**What is asked**
Set the data down again, exactly as it reads, but without the pictures.

---- Raw data

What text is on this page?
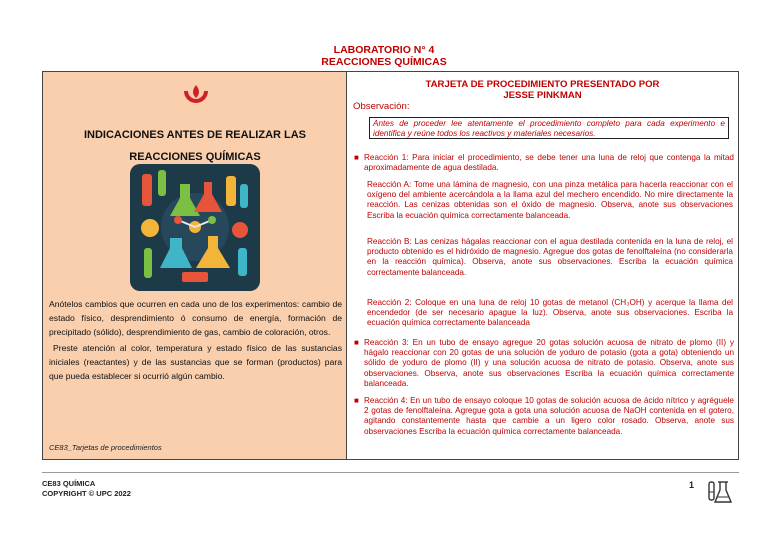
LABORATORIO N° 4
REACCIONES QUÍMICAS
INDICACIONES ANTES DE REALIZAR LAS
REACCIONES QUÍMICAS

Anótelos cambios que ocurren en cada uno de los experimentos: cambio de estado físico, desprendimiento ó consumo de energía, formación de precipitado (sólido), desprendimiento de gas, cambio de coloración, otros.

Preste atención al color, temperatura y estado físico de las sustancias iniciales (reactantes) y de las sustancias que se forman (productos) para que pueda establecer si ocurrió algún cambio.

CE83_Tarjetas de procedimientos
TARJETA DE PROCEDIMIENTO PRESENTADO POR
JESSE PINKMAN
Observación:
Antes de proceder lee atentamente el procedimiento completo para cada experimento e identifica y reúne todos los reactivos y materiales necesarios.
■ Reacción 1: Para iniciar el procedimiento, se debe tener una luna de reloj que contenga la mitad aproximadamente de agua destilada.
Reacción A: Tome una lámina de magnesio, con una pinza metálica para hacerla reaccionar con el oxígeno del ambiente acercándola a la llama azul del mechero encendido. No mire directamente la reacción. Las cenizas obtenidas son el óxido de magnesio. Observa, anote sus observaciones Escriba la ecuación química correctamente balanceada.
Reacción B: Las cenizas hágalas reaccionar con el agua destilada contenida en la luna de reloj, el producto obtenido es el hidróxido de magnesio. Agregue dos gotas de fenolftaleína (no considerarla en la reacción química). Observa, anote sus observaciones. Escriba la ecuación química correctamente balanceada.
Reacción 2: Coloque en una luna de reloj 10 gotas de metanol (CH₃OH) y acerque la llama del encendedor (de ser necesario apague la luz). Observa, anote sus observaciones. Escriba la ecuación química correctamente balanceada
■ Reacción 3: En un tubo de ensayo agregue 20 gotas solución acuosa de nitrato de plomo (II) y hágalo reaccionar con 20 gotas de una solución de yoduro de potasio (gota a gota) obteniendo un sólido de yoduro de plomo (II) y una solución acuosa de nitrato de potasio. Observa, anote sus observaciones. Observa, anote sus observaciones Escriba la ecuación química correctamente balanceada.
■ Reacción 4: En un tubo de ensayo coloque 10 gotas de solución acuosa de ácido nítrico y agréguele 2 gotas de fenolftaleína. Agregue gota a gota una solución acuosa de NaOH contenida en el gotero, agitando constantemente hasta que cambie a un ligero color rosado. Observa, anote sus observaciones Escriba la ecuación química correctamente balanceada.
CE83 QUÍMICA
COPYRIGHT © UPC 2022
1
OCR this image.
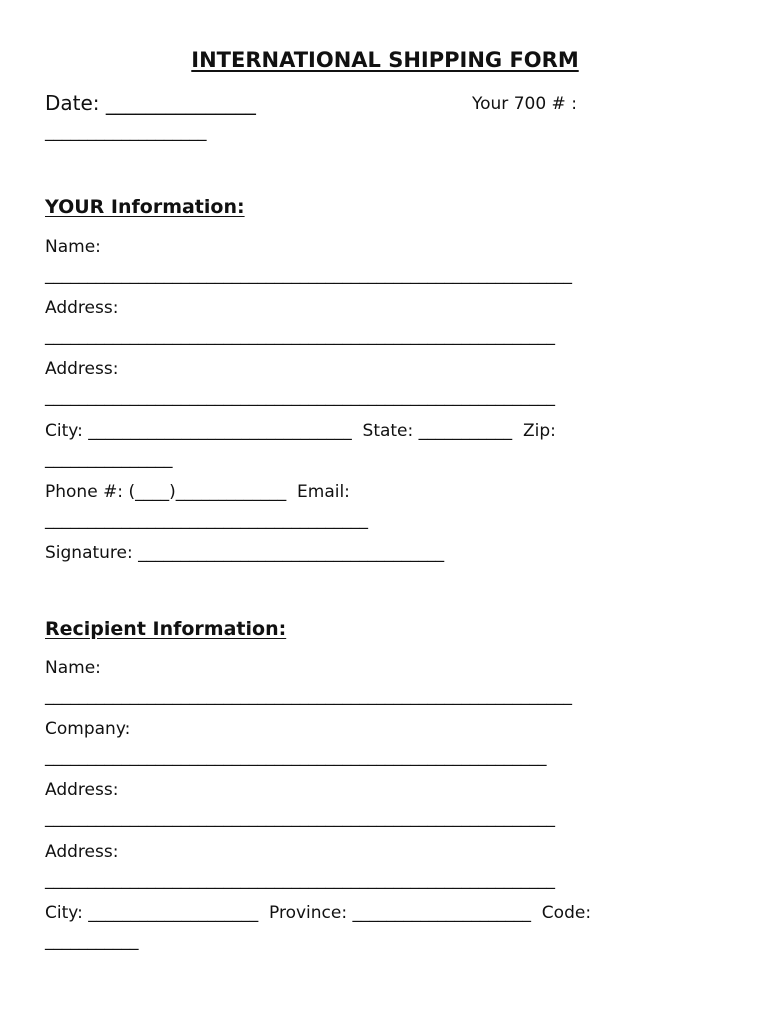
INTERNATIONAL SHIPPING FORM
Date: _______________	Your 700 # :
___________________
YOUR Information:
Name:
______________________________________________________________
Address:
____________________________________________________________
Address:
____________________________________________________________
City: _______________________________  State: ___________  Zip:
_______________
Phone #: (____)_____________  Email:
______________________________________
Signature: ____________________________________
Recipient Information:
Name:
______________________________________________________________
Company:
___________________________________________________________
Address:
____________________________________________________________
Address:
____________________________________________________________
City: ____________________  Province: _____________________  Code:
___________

--------

**Answer below**
What text is on this page?
LABORATORIO N° 4
REACCIONES QUÍMICAS
INDICACIONES ANTES DE REALIZAR LAS
REACCIONES QUÍMICAS

Anótelos cambios que ocurren en cada uno de los experimentos: cambio de estado físico, desprendimiento ó consumo de energía, formación de precipitado (sólido), desprendimiento de gas, cambio de coloración, otros.

Preste atención al color, temperatura y estado físico de las sustancias iniciales (reactantes) y de las sustancias que se forman (productos) para que pueda establecer si ocurrió algún cambio.

CE83_Tarjetas de procedimientos
TARJETA DE PROCEDIMIENTO PRESENTADO POR
JESSE PINKMAN
Observación:
Antes de proceder lee atentamente el procedimiento completo para cada experimento e identifica y reúne todos los reactivos y materiales necesarios.
■ Reacción 1: Para iniciar el procedimiento, se debe tener una luna de reloj que contenga la mitad aproximadamente de agua destilada.
Reacción A: Tome una lámina de magnesio, con una pinza metálica para hacerla reaccionar con el oxígeno del ambiente acercándola a la llama azul del mechero encendido. No mire directamente la reacción. Las cenizas obtenidas son el óxido de magnesio. Observa, anote sus observaciones Escriba la ecuación química correctamente balanceada.
Reacción B: Las cenizas hágalas reaccionar con el agua destilada contenida en la luna de reloj, el producto obtenido es el hidróxido de magnesio. Agregue dos gotas de fenolftaleína (no considerarla en la reacción química). Observa, anote sus observaciones. Escriba la ecuación química correctamente balanceada.
Reacción 2: Coloque en una luna de reloj 10 gotas de metanol (CH₃OH) y acerque la llama del encendedor (de ser necesario apague la luz). Observa, anote sus observaciones. Escriba la ecuación química correctamente balanceada
■ Reacción 3: En un tubo de ensayo agregue 20 gotas solución acuosa de nitrato de plomo (II) y hágalo reaccionar con 20 gotas de una solución de yoduro de potasio (gota a gota) obteniendo un sólido de yoduro de plomo (II) y una solución acuosa de nitrato de potasio. Observa, anote sus observaciones. Observa, anote sus observaciones Escriba la ecuación química correctamente balanceada.
■ Reacción 4: En un tubo de ensayo coloque 10 gotas de solución acuosa de ácido nítrico y agréguele 2 gotas de fenolftaleína. Agregue gota a gota una solución acuosa de NaOH contenida en el gotero, agitando constantemente hasta que cambie a un ligero color rosado. Observa, anote sus observaciones Escriba la ecuación química correctamente balanceada.
CE83 QUÍMICA
COPYRIGHT © UPC 2022
1
OCR this image.
INTERNATIONAL SHIPPING FORM
Date: _______________	Your 700 # :
___________________
YOUR Information:
Name:
______________________________________________________________
Address:
____________________________________________________________
Address:
____________________________________________________________
City: _______________________________  State: ___________  Zip:
_______________
Phone #: (____)_____________  Email:
______________________________________
Signature: ____________________________________
Recipient Information:
Name:
______________________________________________________________
Company:
___________________________________________________________
Address:
____________________________________________________________
Address:
____________________________________________________________
City: ____________________  Province: _____________________  Code:
___________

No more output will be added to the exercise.